(Data entries)
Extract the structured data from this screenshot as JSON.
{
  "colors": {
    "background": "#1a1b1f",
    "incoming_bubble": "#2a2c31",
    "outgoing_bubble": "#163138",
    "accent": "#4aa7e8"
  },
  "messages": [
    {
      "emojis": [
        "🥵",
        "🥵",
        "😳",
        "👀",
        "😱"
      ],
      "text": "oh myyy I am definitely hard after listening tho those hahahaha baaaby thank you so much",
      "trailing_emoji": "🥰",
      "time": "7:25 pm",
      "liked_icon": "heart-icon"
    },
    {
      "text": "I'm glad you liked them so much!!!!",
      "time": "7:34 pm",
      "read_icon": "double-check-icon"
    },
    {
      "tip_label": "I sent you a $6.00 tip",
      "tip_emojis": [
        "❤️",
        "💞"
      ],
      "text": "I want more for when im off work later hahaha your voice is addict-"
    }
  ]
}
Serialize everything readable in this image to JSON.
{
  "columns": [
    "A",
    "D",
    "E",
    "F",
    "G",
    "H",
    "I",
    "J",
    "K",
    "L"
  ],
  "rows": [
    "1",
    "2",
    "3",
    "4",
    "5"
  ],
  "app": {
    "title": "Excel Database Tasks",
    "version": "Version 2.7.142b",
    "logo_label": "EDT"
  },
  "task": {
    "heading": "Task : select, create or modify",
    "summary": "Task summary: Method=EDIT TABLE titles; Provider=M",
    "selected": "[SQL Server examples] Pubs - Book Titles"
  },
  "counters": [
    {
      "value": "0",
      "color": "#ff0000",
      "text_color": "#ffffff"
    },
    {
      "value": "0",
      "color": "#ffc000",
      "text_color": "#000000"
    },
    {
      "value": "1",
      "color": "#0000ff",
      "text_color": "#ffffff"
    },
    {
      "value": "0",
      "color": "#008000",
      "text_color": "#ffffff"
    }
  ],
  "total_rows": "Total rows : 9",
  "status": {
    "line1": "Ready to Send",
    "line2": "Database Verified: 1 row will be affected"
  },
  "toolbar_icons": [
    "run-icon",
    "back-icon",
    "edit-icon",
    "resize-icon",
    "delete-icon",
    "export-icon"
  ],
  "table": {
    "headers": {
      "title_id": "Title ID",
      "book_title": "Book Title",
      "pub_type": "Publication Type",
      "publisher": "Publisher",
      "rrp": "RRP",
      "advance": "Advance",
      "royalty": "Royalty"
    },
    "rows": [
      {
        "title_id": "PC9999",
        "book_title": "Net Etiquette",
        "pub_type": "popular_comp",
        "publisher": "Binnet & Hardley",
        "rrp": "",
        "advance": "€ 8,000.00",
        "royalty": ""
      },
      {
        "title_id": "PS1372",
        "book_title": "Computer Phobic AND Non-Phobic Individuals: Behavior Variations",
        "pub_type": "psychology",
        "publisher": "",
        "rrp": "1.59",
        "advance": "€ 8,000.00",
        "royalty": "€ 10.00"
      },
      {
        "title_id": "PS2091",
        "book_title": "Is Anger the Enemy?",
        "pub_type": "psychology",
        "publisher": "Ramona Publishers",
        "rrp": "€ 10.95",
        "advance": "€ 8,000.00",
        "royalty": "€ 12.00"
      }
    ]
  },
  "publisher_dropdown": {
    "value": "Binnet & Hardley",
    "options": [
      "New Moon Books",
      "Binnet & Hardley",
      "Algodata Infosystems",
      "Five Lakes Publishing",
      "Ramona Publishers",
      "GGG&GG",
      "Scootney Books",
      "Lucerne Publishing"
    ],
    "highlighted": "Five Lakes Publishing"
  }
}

- **WRITTEN REQUEST**
Quote the data above in full, changing nothing.

- **EXERCISE ANSWER**
Extract the structured data from this screenshot as JSON.
{
  "colors": {
    "background": "#1a1b1f",
    "incoming_bubble": "#2a2c31",
    "outgoing_bubble": "#163138",
    "accent": "#4aa7e8"
  },
  "messages": [
    {
      "emojis": [
        "🥵",
        "🥵",
        "😳",
        "👀",
        "😱"
      ],
      "text": "oh myyy I am definitely hard after listening tho those hahahaha baaaby thank you so much",
      "trailing_emoji": "🥰",
      "time": "7:25 pm",
      "liked_icon": "heart-icon"
    },
    {
      "text": "I'm glad you liked them so much!!!!",
      "time": "7:34 pm",
      "read_icon": "double-check-icon"
    },
    {
      "tip_label": "I sent you a $6.00 tip",
      "tip_emojis": [
        "❤️",
        "💞"
      ],
      "text": "I want more for when im off work later hahaha your voice is addict-"
    }
  ]
}
Serialize everything readable in this image to JSON.
{
  "columns": [
    "A",
    "D",
    "E",
    "F",
    "G",
    "H",
    "I",
    "J",
    "K",
    "L"
  ],
  "rows": [
    "1",
    "2",
    "3",
    "4",
    "5"
  ],
  "app": {
    "title": "Excel Database Tasks",
    "version": "Version 2.7.142b",
    "logo_label": "EDT"
  },
  "task": {
    "heading": "Task : select, create or modify",
    "summary": "Task summary: Method=EDIT TABLE titles; Provider=M",
    "selected": "[SQL Server examples] Pubs - Book Titles"
  },
  "counters": [
    {
      "value": "0",
      "color": "#ff0000",
      "text_color": "#ffffff"
    },
    {
      "value": "0",
      "color": "#ffc000",
      "text_color": "#000000"
    },
    {
      "value": "1",
      "color": "#0000ff",
      "text_color": "#ffffff"
    },
    {
      "value": "0",
      "color": "#008000",
      "text_color": "#ffffff"
    }
  ],
  "total_rows": "Total rows : 9",
  "status": {
    "line1": "Ready to Send",
    "line2": "Database Verified: 1 row will be affected"
  },
  "toolbar_icons": [
    "run-icon",
    "back-icon",
    "edit-icon",
    "resize-icon",
    "delete-icon",
    "export-icon"
  ],
  "table": {
    "headers": {
      "title_id": "Title ID",
      "book_title": "Book Title",
      "pub_type": "Publication Type",
      "publisher": "Publisher",
      "rrp": "RRP",
      "advance": "Advance",
      "royalty": "Royalty"
    },
    "rows": [
      {
        "title_id": "PC9999",
        "book_title": "Net Etiquette",
        "pub_type": "popular_comp",
        "publisher": "Binnet & Hardley",
        "rrp": "",
        "advance": "€ 8,000.00",
        "royalty": ""
      },
      {
        "title_id": "PS1372",
        "book_title": "Computer Phobic AND Non-Phobic Individuals: Behavior Variations",
        "pub_type": "psychology",
        "publisher": "",
        "rrp": "1.59",
        "advance": "€ 8,000.00",
        "royalty": "€ 10.00"
      },
      {
        "title_id": "PS2091",
        "book_title": "Is Anger the Enemy?",
        "pub_type": "psychology",
        "publisher": "Ramona Publishers",
        "rrp": "€ 10.95",
        "advance": "€ 8,000.00",
        "royalty": "€ 12.00"
      }
    ]
  },
  "publisher_dropdown": {
    "value": "Binnet & Hardley",
    "options": [
      "New Moon Books",
      "Binnet & Hardley",
      "Algodata Infosystems",
      "Five Lakes Publishing",
      "Ramona Publishers",
      "GGG&GG",
      "Scootney Books",
      "Lucerne Publishing"
    ],
    "highlighted": "Five Lakes Publishing"
  }
}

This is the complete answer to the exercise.